# START OF Supplied material

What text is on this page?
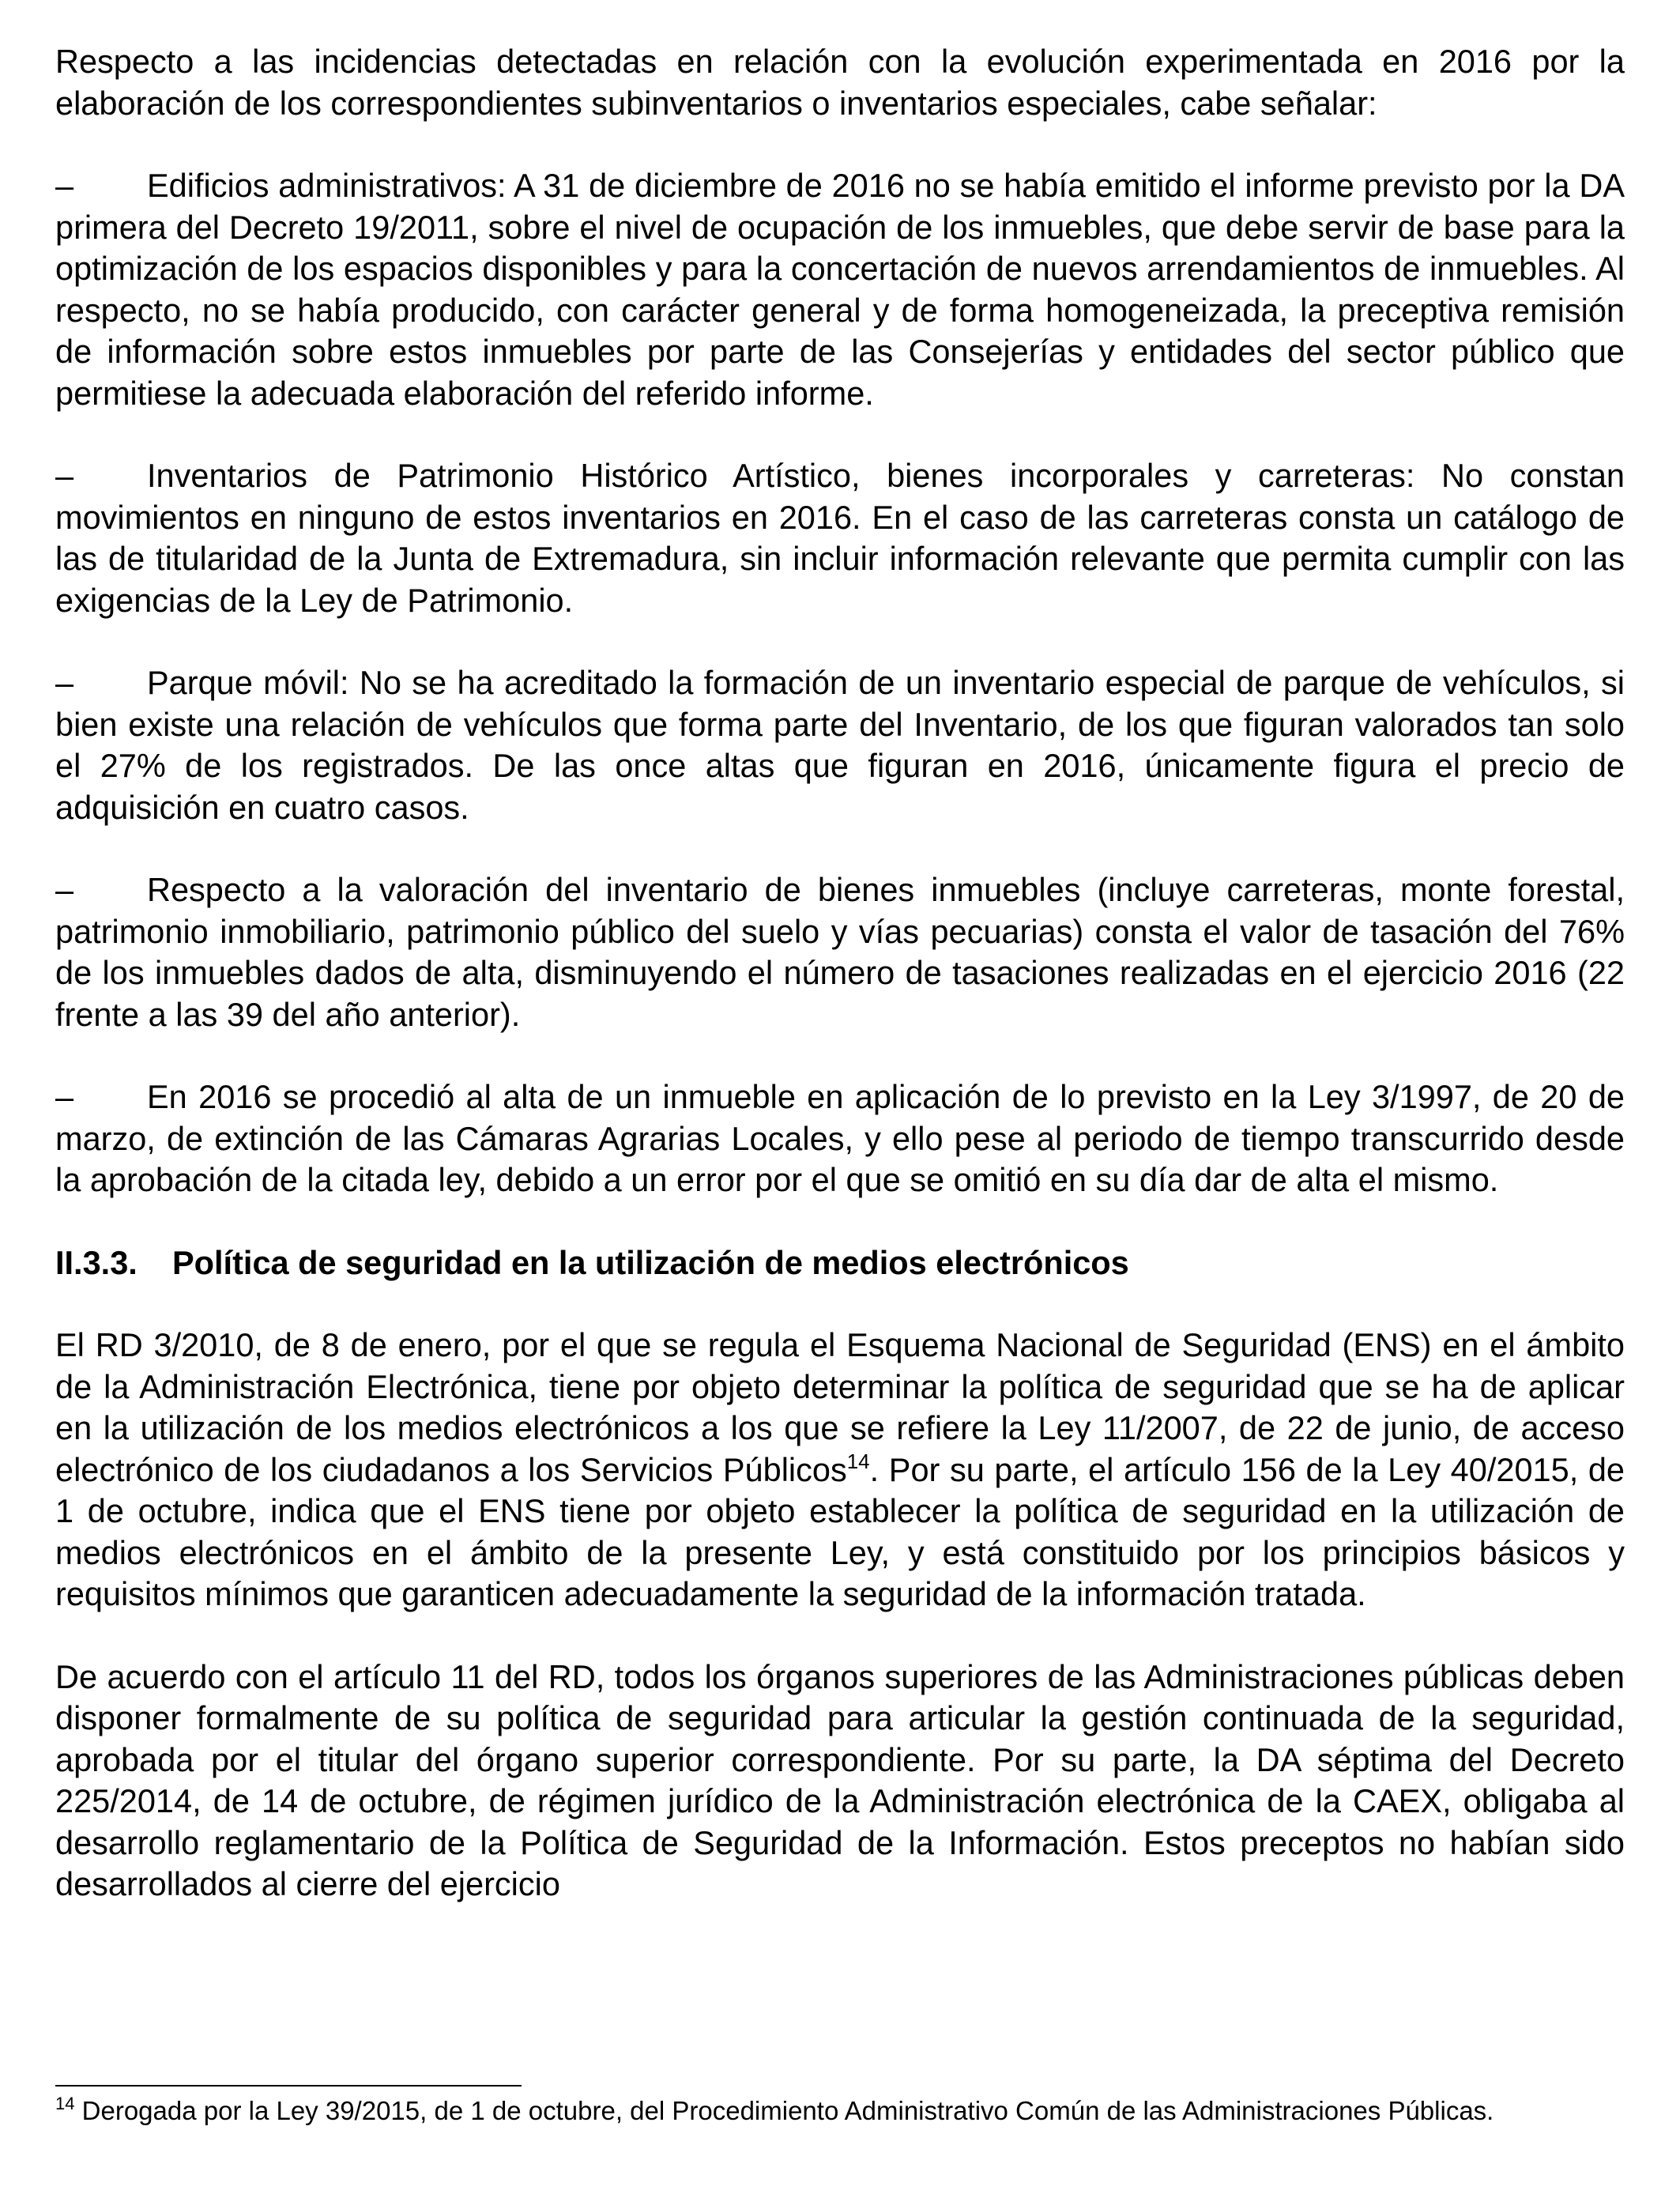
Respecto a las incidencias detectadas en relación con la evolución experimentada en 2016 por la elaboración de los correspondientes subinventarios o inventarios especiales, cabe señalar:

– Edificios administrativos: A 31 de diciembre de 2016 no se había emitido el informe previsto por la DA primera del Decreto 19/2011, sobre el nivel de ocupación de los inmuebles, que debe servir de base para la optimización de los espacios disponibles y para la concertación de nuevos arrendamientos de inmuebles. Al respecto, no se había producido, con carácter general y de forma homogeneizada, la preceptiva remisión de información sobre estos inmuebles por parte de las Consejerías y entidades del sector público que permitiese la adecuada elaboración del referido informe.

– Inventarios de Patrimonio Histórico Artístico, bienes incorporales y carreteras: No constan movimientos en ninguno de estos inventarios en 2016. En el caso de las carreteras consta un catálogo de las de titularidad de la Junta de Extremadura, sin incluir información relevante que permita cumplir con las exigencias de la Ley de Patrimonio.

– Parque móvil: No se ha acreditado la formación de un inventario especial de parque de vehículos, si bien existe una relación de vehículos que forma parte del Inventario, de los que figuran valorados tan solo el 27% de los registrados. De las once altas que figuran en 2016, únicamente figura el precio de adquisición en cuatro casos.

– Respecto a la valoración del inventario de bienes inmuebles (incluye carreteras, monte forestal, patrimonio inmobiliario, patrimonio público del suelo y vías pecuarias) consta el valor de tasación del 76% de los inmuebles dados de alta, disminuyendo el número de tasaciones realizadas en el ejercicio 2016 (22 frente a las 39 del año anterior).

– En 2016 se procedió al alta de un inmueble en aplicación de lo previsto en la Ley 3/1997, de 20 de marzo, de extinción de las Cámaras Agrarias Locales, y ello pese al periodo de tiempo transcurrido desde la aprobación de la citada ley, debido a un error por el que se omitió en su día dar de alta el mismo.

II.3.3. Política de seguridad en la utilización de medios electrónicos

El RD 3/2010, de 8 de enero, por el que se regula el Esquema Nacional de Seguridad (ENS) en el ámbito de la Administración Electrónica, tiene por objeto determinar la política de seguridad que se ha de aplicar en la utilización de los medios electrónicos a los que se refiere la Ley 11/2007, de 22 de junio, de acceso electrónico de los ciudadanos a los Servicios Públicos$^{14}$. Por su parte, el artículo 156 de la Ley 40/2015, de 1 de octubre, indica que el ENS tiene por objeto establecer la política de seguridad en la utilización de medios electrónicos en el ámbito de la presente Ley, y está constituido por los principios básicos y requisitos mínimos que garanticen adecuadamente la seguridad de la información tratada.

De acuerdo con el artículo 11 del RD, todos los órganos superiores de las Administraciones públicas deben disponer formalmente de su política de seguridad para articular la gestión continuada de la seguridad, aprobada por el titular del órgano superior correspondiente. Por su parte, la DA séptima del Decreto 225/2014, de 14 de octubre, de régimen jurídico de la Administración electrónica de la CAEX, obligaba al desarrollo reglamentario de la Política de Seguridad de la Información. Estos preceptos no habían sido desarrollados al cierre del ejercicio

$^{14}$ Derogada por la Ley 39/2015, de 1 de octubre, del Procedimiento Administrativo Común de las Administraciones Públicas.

# END OF Supplied material
# START OF Supplied material

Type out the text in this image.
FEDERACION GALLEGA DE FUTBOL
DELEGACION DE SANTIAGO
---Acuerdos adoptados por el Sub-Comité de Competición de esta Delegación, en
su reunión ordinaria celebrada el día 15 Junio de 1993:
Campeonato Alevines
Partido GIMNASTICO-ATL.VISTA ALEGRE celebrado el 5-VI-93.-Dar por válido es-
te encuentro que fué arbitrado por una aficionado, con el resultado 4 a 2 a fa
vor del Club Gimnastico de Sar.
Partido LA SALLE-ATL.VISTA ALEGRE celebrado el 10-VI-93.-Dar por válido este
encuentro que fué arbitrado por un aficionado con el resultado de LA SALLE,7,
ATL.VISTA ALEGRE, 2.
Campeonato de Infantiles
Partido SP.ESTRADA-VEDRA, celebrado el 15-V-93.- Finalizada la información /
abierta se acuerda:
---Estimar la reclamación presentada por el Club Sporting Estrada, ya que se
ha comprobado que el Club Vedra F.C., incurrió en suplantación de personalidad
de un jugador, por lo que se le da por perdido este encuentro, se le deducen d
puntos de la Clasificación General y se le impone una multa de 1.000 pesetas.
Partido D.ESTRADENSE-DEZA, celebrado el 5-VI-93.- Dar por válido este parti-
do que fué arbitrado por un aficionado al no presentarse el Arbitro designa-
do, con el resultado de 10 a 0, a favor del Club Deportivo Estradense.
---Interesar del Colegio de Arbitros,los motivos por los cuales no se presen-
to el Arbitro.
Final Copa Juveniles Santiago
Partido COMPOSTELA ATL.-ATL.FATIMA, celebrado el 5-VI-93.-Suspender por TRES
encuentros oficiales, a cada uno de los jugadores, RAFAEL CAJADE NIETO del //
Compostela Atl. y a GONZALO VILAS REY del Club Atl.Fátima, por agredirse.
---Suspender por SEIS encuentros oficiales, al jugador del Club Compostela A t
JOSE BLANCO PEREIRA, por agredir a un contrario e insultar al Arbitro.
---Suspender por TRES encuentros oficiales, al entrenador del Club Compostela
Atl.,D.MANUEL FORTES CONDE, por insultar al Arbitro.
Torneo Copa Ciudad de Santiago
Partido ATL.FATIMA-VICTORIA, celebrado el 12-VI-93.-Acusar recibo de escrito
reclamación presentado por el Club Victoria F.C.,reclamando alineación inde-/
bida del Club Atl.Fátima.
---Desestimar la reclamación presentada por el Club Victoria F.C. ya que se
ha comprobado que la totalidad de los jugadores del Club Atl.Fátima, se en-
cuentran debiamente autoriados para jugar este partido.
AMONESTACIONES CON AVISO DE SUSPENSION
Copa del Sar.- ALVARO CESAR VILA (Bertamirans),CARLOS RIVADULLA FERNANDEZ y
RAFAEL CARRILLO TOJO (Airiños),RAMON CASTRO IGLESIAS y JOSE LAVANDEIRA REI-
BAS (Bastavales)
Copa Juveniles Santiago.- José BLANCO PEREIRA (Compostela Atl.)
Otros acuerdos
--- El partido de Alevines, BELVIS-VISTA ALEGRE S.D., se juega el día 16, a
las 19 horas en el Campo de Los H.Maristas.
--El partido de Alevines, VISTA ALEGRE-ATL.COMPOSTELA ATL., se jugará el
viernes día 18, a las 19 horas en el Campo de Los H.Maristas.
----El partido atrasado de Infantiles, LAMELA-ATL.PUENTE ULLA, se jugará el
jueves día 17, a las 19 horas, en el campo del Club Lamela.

# END OF Supplied material

> _Exercise_: Show the lines of the records that contain the word "RAFAEL".

> _Output of the task_:
encuentros oficiales, a cada uno de los jugadores, RAFAEL CAJADE NIETO del //
RAFAEL CARRILLO TOJO (Airiños),RAMON CASTRO IGLESIAS y JOSE LAVANDEIRA REI-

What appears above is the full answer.